### Your task
Return the listing word for word, as given.

### Material shown
▼

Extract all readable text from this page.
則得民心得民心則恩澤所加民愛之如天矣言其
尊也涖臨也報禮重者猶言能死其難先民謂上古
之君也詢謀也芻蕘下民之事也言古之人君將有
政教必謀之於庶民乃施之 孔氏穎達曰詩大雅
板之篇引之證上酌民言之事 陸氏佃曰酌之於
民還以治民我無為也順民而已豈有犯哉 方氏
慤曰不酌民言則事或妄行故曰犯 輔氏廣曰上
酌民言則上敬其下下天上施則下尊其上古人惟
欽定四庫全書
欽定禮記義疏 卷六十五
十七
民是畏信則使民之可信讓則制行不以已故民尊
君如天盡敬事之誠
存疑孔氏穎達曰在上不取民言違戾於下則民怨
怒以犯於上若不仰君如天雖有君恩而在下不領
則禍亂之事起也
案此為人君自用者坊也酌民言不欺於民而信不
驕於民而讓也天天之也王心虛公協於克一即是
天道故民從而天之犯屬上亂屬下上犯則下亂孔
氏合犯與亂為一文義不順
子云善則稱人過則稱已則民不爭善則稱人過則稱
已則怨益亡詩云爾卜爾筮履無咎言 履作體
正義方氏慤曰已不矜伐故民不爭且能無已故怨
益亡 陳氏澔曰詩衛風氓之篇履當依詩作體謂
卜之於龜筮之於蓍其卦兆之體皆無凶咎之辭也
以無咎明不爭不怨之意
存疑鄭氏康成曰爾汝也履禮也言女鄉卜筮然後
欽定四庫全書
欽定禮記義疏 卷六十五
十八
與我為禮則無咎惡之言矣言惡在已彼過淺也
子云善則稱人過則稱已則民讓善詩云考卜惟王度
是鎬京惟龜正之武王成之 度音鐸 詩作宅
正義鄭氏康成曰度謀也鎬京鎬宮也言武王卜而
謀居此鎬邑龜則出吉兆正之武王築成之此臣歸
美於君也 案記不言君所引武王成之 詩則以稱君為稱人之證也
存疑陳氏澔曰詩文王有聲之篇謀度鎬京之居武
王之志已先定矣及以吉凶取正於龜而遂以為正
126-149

▲

### Exercise output
Extract all readable text from this page.
則得民心得民心則恩澤所加民愛之如天矣言其
尊也涖臨也報禮重者猶言能死其難先民謂上古
之君也詢謀也芻蕘下民之事也言古之人君將有
政教必謀之於庶民乃施之 孔氏穎達曰詩大雅
板之篇引之證上酌民言之事 陸氏佃曰酌之於
民還以治民我無為也順民而已豈有犯哉 方氏
慤曰不酌民言則事或妄行故曰犯 輔氏廣曰上
酌民言則上敬其下下天上施則下尊其上古人惟
欽定四庫全書
欽定禮記義疏 卷六十五
十七
民是畏信則使民之可信讓則制行不以已故民尊
君如天盡敬事之誠
存疑孔氏穎達曰在上不取民言違戾於下則民怨
怒以犯於上若不仰君如天雖有君恩而在下不領
則禍亂之事起也
案此為人君自用者坊也酌民言不欺於民而信不
驕於民而讓也天天之也王心虛公協於克一即是
天道故民從而天之犯屬上亂屬下上犯則下亂孔
氏合犯與亂為一文義不順
子云善則稱人過則稱已則民不爭善則稱人過則稱
已則怨益亡詩云爾卜爾筮履無咎言 履作體
正義方氏慤曰已不矜伐故民不爭且能無已故怨
益亡 陳氏澔曰詩衛風氓之篇履當依詩作體謂
卜之於龜筮之於蓍其卦兆之體皆無凶咎之辭也
以無咎明不爭不怨之意
存疑鄭氏康成曰爾汝也履禮也言女鄉卜筮然後
欽定四庫全書
欽定禮記義疏 卷六十五
十八
與我為禮則無咎惡之言矣言惡在已彼過淺也
子云善則稱人過則稱已則民讓善詩云考卜惟王度
是鎬京惟龜正之武王成之 度音鐸 詩作宅
正義鄭氏康成曰度謀也鎬京鎬宮也言武王卜而
謀居此鎬邑龜則出吉兆正之武王築成之此臣歸
美於君也 案記不言君所引武王成之 詩則以稱君為稱人之證也
存疑陳氏澔曰詩文王有聲之篇謀度鎬京之居武
王之志已先定矣及以吉凶取正於龜而遂以為正
126-149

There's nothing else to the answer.